-- start --

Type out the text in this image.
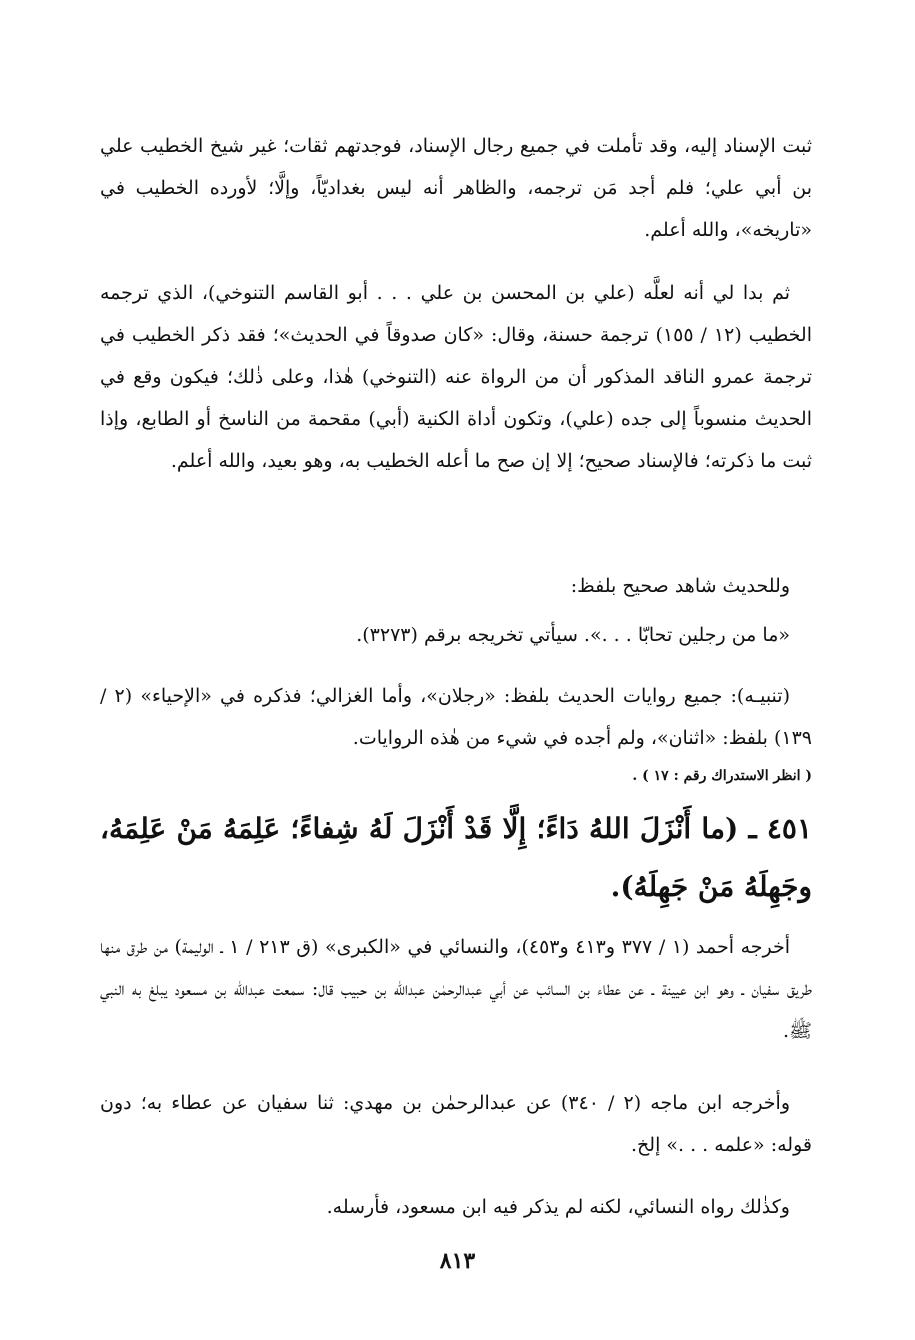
ثبت الإسناد إليه، وقد تأملت في جميع رجال الإسناد، فوجدتهم ثقات؛ غير شيخ الخطيب علي بن أبي علي؛ فلم أجد مَن ترجمه، والظاهر أنه ليس بغداديّاً، وإلَّا؛ لأورده الخطيب في «تاريخه»، والله أعلم.
ثم بدا لي أنه لعلَّه (علي بن المحسن بن علي . . . أبو القاسم التنوخي)، الذي ترجمه الخطيب (١٢ / ١٥٥) ترجمة حسنة، وقال: «كان صدوقاً في الحديث»؛ فقد ذكر الخطيب في ترجمة عمرو الناقد المذكور أن من الرواة عنه (التنوخي) هٰذا، وعلى ذٰلك؛ فيكون وقع في الحديث منسوباً إلى جده (علي)، وتكون أداة الكنية (أبي) مقحمة من الناسخ أو الطابع، وإذا ثبت ما ذكرته؛ فالإسناد صحيح؛ إلا إن صح ما أعله الخطيب به، وهو بعيد، والله أعلم.
وللحديث شاهد صحيح بلفظ:
«ما من رجلين تحابّا . . .». سيأتي تخريجه برقم (٣٢٧٣).
(تنبيـه): جميع روايات الحديث بلفظ: «رجلان»، وأما الغزالي؛ فذكره في «الإحياء» (٢ / ١٣٩) بلفظ: «اثنان»، ولم أجده في شيء من هٰذه الروايات.
( انظر الاستدراك رقم : ١٧ ) .
٤٥١ ـ (ما أَنْزَلَ اللهُ دَاءً؛ إِلَّا قَدْ أَنْزَلَ لَهُ شِفاءً؛ عَلِمَهُ مَنْ عَلِمَهُ، وجَهِلَهُ مَنْ جَهِلَهُ).
أخرجه أحمد (١ / ٣٧٧ و٤١٣ و٤٥٣)، والنسائي في «الكبرى» (ق ٢١٣ / ١ ـ الوليمة) من طرق منها طريق سفيان ـ وهو ابن عيينة ـ عن عطاء بن السائب عن أبي عبدالرحمٰن عبدالله بن حبيب قال: سمعت عبدالله بن مسعود يبلغ به النبي ﷺ.
وأخرجه ابن ماجه (٢ / ٣٤٠) عن عبدالرحمٰن بن مهدي: ثنا سفيان عن عطاء به؛ دون قوله: «علمه . . .» إلخ.
وكذٰلك رواه النسائي، لكنه لم يذكر فيه ابن مسعود، فأرسله.
٨١٣
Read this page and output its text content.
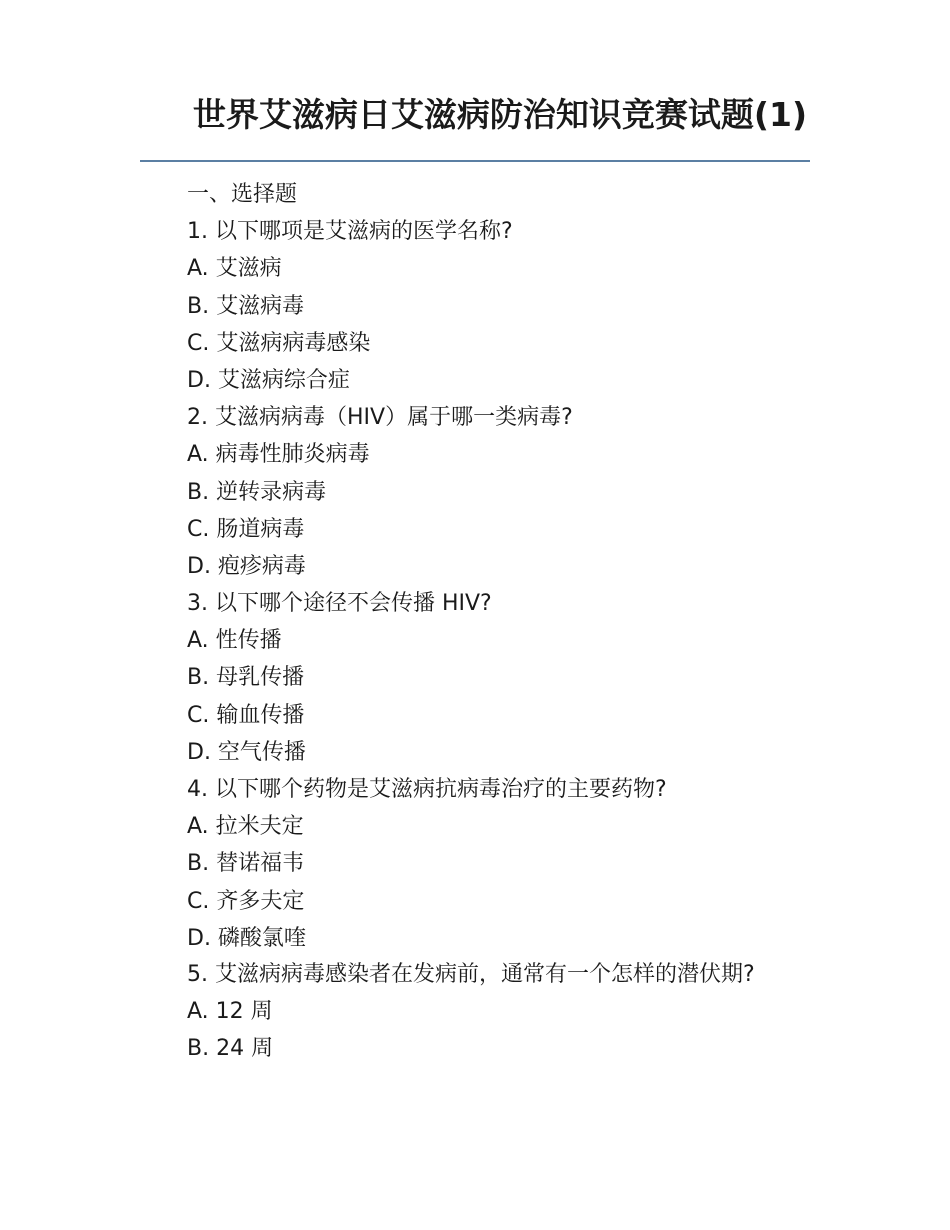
世界艾滋病日艾滋病防治知识竞赛试题(1)
一、选择题
1. 以下哪项是艾滋病的医学名称?
A. 艾滋病
B. 艾滋病毒
C. 艾滋病病毒感染
D. 艾滋病综合症
2. 艾滋病病毒（HIV）属于哪一类病毒?
A. 病毒性肺炎病毒
B. 逆转录病毒
C. 肠道病毒
D. 疱疹病毒
3. 以下哪个途径不会传播 HIV?
A. 性传播
B. 母乳传播
C. 输血传播
D. 空气传播
4. 以下哪个药物是艾滋病抗病毒治疗的主要药物?
A. 拉米夫定
B. 替诺福韦
C. 齐多夫定
D. 磷酸氯喹
5. 艾滋病病毒感染者在发病前，通常有一个怎样的潜伏期?
A. 12 周
B. 24 周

-- end --

§ **Exercise details**
Give back all entries exactly. No pictures belong in the copy.

§ **Result below**
Type out the text in this image.
ثبت الإسناد إليه، وقد تأملت في جميع رجال الإسناد، فوجدتهم ثقات؛ غير شيخ الخطيب علي بن أبي علي؛ فلم أجد مَن ترجمه، والظاهر أنه ليس بغداديّاً، وإلَّا؛ لأورده الخطيب في «تاريخه»، والله أعلم.
ثم بدا لي أنه لعلَّه (علي بن المحسن بن علي . . . أبو القاسم التنوخي)، الذي ترجمه الخطيب (١٢ / ١٥٥) ترجمة حسنة، وقال: «كان صدوقاً في الحديث»؛ فقد ذكر الخطيب في ترجمة عمرو الناقد المذكور أن من الرواة عنه (التنوخي) هٰذا، وعلى ذٰلك؛ فيكون وقع في الحديث منسوباً إلى جده (علي)، وتكون أداة الكنية (أبي) مقحمة من الناسخ أو الطابع، وإذا ثبت ما ذكرته؛ فالإسناد صحيح؛ إلا إن صح ما أعله الخطيب به، وهو بعيد، والله أعلم.
وللحديث شاهد صحيح بلفظ:
«ما من رجلين تحابّا . . .». سيأتي تخريجه برقم (٣٢٧٣).
(تنبيـه): جميع روايات الحديث بلفظ: «رجلان»، وأما الغزالي؛ فذكره في «الإحياء» (٢ / ١٣٩) بلفظ: «اثنان»، ولم أجده في شيء من هٰذه الروايات.
( انظر الاستدراك رقم : ١٧ ) .
٤٥١ ـ (ما أَنْزَلَ اللهُ دَاءً؛ إِلَّا قَدْ أَنْزَلَ لَهُ شِفاءً؛ عَلِمَهُ مَنْ عَلِمَهُ، وجَهِلَهُ مَنْ جَهِلَهُ).
أخرجه أحمد (١ / ٣٧٧ و٤١٣ و٤٥٣)، والنسائي في «الكبرى» (ق ٢١٣ / ١ ـ الوليمة) من طرق منها طريق سفيان ـ وهو ابن عيينة ـ عن عطاء بن السائب عن أبي عبدالرحمٰن عبدالله بن حبيب قال: سمعت عبدالله بن مسعود يبلغ به النبي ﷺ.
وأخرجه ابن ماجه (٢ / ٣٤٠) عن عبدالرحمٰن بن مهدي: ثنا سفيان عن عطاء به؛ دون قوله: «علمه . . .» إلخ.
وكذٰلك رواه النسائي، لكنه لم يذكر فيه ابن مسعود، فأرسله.
٨١٣
Read this page and output its text content.
世界艾滋病日艾滋病防治知识竞赛试题(1)
一、选择题
1. 以下哪项是艾滋病的医学名称?
A. 艾滋病
B. 艾滋病毒
C. 艾滋病病毒感染
D. 艾滋病综合症
2. 艾滋病病毒（HIV）属于哪一类病毒?
A. 病毒性肺炎病毒
B. 逆转录病毒
C. 肠道病毒
D. 疱疹病毒
3. 以下哪个途径不会传播 HIV?
A. 性传播
B. 母乳传播
C. 输血传播
D. 空气传播
4. 以下哪个药物是艾滋病抗病毒治疗的主要药物?
A. 拉米夫定
B. 替诺福韦
C. 齐多夫定
D. 磷酸氯喹
5. 艾滋病病毒感染者在发病前，通常有一个怎样的潜伏期?
A. 12 周
B. 24 周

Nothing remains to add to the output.